**Set problem:** Take every line from the listing below that contains "JSON".
— Begin —
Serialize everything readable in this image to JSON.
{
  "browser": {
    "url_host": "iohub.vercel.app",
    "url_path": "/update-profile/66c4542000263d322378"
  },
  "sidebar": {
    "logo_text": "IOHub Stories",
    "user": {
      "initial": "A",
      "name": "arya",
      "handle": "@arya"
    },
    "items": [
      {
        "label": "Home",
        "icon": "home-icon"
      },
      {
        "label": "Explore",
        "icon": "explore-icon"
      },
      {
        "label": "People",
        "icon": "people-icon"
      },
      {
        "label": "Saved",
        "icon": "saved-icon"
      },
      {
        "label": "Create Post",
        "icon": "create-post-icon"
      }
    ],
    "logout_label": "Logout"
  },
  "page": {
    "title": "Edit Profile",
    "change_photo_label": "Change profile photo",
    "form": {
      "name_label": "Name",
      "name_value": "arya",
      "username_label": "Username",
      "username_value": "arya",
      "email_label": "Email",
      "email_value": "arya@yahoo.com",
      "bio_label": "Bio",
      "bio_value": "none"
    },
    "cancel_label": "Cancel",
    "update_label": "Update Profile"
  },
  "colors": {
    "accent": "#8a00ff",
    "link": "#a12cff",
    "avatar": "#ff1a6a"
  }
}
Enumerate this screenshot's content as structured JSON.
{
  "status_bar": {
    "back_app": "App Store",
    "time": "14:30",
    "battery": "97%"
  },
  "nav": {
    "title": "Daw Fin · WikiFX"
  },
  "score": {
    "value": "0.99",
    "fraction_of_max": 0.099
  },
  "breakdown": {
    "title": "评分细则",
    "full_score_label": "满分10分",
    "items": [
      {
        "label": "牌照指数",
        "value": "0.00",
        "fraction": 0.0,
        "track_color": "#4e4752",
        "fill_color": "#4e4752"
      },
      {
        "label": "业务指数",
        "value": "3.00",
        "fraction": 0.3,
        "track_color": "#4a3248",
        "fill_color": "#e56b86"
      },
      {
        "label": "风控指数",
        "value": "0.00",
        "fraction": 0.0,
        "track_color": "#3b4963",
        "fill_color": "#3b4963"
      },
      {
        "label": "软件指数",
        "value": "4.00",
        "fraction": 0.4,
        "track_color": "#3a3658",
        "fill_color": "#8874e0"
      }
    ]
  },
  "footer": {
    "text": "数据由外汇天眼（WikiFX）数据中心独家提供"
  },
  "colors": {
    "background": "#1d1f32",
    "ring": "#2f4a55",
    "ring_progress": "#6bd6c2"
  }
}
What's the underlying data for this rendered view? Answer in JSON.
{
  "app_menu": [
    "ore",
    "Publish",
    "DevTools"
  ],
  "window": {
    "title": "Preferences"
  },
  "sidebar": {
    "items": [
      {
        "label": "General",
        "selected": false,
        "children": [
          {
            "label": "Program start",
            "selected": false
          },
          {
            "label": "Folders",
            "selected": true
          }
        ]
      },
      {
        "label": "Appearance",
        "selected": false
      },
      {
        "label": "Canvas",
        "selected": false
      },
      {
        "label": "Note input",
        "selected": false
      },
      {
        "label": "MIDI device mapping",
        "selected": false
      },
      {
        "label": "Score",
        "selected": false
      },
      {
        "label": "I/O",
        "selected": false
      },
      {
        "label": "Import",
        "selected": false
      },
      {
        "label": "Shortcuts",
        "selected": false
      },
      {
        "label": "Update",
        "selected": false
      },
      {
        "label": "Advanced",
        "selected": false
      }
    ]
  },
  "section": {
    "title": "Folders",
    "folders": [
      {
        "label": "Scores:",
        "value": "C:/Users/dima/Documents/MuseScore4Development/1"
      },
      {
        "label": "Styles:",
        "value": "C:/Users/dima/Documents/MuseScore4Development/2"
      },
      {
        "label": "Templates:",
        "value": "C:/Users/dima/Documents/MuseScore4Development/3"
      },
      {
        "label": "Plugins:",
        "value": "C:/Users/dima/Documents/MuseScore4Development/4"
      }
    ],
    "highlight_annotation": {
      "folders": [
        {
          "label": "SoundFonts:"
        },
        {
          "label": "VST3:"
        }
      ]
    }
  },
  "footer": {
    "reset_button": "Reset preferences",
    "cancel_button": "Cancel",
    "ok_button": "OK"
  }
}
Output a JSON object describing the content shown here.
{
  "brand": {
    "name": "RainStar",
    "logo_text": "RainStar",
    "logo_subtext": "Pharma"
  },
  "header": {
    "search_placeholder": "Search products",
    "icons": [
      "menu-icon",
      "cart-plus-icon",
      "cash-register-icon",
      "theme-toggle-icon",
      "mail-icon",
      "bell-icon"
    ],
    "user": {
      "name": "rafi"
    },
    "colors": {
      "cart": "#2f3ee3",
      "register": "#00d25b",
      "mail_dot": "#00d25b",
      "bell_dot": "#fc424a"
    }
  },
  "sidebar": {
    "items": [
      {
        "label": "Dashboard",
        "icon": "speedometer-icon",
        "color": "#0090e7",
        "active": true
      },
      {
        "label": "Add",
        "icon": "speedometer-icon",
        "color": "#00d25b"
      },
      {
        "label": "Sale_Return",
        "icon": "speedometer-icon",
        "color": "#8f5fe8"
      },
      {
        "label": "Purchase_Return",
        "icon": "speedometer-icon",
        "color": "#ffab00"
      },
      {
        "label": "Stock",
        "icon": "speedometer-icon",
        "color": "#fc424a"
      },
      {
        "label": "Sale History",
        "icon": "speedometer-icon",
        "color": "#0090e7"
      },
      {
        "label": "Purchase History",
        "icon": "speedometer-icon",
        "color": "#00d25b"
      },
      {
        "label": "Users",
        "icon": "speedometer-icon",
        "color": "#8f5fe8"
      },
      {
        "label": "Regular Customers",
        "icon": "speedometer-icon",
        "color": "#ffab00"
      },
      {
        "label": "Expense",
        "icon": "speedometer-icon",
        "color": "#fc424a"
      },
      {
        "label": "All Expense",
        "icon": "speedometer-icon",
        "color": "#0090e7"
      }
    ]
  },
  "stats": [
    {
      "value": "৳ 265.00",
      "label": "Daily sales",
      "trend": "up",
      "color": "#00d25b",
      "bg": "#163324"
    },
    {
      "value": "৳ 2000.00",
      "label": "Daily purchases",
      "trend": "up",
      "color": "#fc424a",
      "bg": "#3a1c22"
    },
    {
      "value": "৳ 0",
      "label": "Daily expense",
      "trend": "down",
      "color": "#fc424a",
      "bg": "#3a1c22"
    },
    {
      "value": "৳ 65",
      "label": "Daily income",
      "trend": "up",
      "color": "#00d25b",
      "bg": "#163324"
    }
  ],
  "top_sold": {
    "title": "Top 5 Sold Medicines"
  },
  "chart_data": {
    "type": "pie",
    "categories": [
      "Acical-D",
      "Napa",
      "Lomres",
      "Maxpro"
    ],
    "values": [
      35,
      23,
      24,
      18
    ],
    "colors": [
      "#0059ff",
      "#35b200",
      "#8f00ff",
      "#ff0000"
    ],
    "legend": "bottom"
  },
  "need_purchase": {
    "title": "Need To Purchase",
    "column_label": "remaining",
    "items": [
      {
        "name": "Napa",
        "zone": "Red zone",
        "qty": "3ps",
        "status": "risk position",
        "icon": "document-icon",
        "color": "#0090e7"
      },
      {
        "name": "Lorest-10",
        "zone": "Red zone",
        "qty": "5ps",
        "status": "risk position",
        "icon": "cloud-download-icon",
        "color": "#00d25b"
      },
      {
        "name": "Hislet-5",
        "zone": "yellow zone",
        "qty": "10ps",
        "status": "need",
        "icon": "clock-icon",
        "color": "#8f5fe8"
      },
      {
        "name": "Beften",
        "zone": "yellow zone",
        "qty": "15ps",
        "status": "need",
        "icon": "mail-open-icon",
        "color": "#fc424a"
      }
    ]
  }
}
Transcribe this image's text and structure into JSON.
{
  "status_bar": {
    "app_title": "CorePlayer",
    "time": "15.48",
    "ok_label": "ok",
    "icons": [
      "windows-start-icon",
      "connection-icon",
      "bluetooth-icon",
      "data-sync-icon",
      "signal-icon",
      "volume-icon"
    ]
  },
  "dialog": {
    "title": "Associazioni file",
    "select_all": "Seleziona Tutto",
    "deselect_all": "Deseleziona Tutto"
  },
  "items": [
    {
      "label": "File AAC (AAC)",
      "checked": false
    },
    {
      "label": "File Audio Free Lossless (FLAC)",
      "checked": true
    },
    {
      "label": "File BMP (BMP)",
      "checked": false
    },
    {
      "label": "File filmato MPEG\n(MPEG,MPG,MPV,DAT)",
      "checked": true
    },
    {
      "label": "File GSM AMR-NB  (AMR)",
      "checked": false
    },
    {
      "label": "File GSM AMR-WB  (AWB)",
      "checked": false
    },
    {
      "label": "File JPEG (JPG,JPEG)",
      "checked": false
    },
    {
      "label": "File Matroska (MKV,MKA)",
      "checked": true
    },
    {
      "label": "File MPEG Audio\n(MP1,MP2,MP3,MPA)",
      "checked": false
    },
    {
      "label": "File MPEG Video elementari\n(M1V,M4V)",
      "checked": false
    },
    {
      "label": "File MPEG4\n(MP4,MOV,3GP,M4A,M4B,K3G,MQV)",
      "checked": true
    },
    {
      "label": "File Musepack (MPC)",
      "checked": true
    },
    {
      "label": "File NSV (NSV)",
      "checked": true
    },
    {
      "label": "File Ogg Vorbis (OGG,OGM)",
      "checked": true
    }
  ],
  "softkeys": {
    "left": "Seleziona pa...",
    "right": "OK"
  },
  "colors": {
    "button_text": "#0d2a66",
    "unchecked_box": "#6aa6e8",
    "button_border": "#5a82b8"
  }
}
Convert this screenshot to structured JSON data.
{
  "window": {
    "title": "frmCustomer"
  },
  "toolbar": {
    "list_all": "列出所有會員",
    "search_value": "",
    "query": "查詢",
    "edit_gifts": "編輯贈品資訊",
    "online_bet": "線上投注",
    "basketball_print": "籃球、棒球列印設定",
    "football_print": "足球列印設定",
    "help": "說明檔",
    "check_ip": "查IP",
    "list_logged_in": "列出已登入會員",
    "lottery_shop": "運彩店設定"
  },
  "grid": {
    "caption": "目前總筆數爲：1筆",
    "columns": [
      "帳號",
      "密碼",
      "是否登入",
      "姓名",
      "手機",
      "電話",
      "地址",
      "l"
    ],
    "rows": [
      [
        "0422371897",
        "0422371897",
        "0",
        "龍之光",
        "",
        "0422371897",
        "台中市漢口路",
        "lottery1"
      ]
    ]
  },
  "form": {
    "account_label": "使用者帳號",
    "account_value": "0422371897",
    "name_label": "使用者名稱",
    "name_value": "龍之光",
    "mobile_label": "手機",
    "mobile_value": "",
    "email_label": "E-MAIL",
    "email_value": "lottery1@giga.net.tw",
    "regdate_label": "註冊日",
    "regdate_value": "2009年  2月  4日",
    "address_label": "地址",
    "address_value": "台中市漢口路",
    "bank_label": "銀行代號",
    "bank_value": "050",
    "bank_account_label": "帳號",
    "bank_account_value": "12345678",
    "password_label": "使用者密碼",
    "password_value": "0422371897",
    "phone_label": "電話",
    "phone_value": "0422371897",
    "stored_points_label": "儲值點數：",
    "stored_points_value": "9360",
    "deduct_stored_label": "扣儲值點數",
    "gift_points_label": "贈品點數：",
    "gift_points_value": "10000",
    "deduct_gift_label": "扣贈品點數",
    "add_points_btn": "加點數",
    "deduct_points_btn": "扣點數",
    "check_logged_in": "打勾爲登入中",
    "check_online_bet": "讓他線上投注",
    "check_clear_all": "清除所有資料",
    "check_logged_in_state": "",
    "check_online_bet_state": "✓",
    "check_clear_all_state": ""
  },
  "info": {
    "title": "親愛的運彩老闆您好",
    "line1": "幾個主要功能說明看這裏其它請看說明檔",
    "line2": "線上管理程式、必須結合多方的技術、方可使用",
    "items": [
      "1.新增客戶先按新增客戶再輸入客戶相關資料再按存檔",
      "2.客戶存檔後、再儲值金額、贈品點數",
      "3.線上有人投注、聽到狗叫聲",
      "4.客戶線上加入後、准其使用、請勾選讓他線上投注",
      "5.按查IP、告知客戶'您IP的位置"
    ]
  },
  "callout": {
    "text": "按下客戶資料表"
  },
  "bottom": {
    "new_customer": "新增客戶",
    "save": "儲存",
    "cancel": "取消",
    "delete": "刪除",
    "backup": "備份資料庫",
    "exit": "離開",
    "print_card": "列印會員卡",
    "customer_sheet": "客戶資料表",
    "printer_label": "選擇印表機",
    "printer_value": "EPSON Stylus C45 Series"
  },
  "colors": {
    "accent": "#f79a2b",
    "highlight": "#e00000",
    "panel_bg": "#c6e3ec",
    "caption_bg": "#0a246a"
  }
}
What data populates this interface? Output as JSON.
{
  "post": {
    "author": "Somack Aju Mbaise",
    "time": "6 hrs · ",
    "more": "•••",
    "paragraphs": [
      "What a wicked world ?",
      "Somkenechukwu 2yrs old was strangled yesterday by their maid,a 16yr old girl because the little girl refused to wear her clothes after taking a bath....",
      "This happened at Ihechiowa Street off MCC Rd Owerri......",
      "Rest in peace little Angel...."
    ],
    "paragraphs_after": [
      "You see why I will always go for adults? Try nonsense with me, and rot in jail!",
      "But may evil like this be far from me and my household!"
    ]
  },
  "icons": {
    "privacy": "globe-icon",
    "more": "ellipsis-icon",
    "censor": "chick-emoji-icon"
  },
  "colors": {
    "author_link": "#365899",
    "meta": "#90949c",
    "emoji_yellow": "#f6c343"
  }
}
— End —
**The result:**
Serialize everything readable in this image to JSON.
Enumerate this screenshot's content as structured JSON.
What's the underlying data for this rendered view? Answer in JSON.
Output a JSON object describing the content shown here.
Transcribe this image's text and structure into JSON.
Convert this screenshot to structured JSON data.
What data populates this interface? Output as JSON.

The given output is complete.